[[ Text block, beginning ]]

There is so much discussion on forums and discussion boards about being professional as a hypnotherapist, much of which gravitates around ethical standards and professional image. However, whether that is actually ‘being’ professional or is just a set of standards that probably, in effect, almost all of us fall short of is the question I asked myself recently.

And the reason I asked myself that question was because I saw this issue about appearing professional rear its head in one of my CPD student’s case studies. What I saw in this reflective case study was that the student concerned wanted to uphold a professional image, even though underneath they were feeling doubtful or uncertain about something. Was that professional? To feel doubtful or uncertain? Do all professionals feel like that? And if so, how do you stop it leaking out through your energy and into the client therapist dynamic?

Is it having Qualifications?

[[ Text block, end ]]

#### Work request A:
In the piece on professionalism in hypnotherapy, rewrite the paragraph beginning "And the reason I asked myself" as a short bulleted list that keeps its main facts.
#### Work request B:
According to the piece on professionalism in hypnotherapy, what did the student in the reflective case study want to uphold?
#### Work request C:
From the piece on professionalism in hypnotherapy, quote the passage from "And the reason" up to and including "it having Qualifications?".

[[ Data under study, beginning ]]

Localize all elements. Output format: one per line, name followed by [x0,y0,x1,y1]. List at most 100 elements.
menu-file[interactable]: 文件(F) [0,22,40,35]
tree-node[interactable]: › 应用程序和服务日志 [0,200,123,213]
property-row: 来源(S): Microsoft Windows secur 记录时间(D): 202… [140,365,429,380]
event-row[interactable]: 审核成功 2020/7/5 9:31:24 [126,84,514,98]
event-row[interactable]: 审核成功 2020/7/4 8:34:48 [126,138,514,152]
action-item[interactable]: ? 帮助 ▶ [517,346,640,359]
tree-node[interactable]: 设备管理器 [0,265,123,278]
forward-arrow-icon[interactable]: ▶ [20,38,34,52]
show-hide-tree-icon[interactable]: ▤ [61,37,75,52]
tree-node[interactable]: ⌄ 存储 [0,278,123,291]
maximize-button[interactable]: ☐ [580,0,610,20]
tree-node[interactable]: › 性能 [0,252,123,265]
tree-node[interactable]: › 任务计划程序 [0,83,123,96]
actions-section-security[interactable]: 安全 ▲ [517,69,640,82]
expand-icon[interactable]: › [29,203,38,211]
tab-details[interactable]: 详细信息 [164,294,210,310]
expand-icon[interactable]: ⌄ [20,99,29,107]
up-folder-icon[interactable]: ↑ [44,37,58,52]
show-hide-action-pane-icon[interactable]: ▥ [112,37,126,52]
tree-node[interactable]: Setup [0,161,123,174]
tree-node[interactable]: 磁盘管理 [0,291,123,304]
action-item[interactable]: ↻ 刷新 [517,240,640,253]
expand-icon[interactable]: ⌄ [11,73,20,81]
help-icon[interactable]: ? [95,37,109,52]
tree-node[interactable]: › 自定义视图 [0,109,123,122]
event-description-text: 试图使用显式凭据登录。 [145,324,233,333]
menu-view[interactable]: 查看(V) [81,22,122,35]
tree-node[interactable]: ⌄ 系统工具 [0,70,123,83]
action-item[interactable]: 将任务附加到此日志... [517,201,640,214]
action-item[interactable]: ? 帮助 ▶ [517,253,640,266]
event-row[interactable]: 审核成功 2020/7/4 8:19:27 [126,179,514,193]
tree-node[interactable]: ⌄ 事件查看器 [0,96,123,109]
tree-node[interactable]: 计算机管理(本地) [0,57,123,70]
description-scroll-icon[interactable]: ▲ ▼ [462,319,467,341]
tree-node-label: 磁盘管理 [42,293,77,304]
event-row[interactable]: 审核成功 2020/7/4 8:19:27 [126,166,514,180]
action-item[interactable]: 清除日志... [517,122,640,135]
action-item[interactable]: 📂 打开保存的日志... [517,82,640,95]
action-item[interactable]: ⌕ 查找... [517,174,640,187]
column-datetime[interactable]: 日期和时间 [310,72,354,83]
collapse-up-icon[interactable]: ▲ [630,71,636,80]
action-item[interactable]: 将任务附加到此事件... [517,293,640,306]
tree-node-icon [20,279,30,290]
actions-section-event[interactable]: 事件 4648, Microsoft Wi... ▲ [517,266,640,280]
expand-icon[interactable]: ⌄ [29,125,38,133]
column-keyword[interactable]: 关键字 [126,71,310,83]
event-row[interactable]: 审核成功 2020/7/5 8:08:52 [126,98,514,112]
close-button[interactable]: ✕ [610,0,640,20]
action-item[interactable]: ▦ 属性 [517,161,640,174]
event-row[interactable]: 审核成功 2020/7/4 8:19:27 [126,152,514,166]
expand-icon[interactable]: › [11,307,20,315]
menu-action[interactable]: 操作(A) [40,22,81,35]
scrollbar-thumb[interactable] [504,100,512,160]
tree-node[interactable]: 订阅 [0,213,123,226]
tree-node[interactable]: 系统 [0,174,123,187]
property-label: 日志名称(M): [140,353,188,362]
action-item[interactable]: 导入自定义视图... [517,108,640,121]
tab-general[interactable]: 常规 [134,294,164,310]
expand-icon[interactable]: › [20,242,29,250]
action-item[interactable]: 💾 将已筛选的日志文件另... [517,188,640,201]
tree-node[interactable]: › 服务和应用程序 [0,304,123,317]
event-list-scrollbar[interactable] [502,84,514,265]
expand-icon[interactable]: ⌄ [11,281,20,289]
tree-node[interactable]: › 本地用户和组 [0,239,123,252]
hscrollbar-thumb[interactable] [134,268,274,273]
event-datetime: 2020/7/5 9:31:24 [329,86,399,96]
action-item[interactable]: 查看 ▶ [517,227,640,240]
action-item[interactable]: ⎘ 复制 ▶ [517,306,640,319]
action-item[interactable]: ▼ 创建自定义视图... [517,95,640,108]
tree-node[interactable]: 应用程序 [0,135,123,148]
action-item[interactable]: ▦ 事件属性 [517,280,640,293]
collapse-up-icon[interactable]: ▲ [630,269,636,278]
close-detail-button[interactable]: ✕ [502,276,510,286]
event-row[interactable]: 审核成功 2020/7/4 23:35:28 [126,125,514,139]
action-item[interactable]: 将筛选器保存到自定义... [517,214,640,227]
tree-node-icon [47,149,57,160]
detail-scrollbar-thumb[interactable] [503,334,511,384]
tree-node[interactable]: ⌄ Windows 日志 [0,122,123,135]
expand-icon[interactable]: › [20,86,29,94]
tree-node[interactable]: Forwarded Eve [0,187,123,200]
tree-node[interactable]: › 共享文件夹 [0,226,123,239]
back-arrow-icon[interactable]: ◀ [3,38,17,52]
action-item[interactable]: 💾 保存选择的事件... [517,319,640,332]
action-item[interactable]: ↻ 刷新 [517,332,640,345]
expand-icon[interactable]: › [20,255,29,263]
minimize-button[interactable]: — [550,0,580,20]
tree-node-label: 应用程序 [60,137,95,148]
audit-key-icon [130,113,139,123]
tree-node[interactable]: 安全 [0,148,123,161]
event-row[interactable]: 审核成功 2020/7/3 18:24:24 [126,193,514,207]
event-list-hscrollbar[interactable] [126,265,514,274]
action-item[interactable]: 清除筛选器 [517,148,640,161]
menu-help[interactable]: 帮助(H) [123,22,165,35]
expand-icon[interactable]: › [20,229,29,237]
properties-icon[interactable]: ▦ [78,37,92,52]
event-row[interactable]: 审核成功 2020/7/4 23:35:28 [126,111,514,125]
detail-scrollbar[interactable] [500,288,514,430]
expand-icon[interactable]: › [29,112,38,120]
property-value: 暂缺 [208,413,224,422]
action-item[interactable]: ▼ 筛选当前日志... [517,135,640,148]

[[ Data under study, end ]]

#### Final answer A:
- The question arose after seeing the issue of appearing professional come up in a CPD student's case study.
- In that reflective case study, the student wanted to uphold a professional image despite feeling doubtful or uncertain underneath.
- This raised several questions: Is feeling doubtful or uncertain professional? Do all professionals feel that way?
- If they do, how do you keep it from leaking out through your energy into the client-therapist dynamic?

#### Final answer B:
A professional image.

#### Final answer C:
And the reason I asked myself that question was because I saw this issue about appearing professional rear its head in one of my CPD student’s case studies. What I saw in this reflective case study was that the student concerned wanted to uphold a professional image, even though underneath they were feeling doubtful or uncertain about something. Was that professional? To feel doubtful or uncertain? Do all professionals feel like that? And if so, how do you stop it leaking out through your energy and into the client therapist dynamic?

Is it having Qualifications?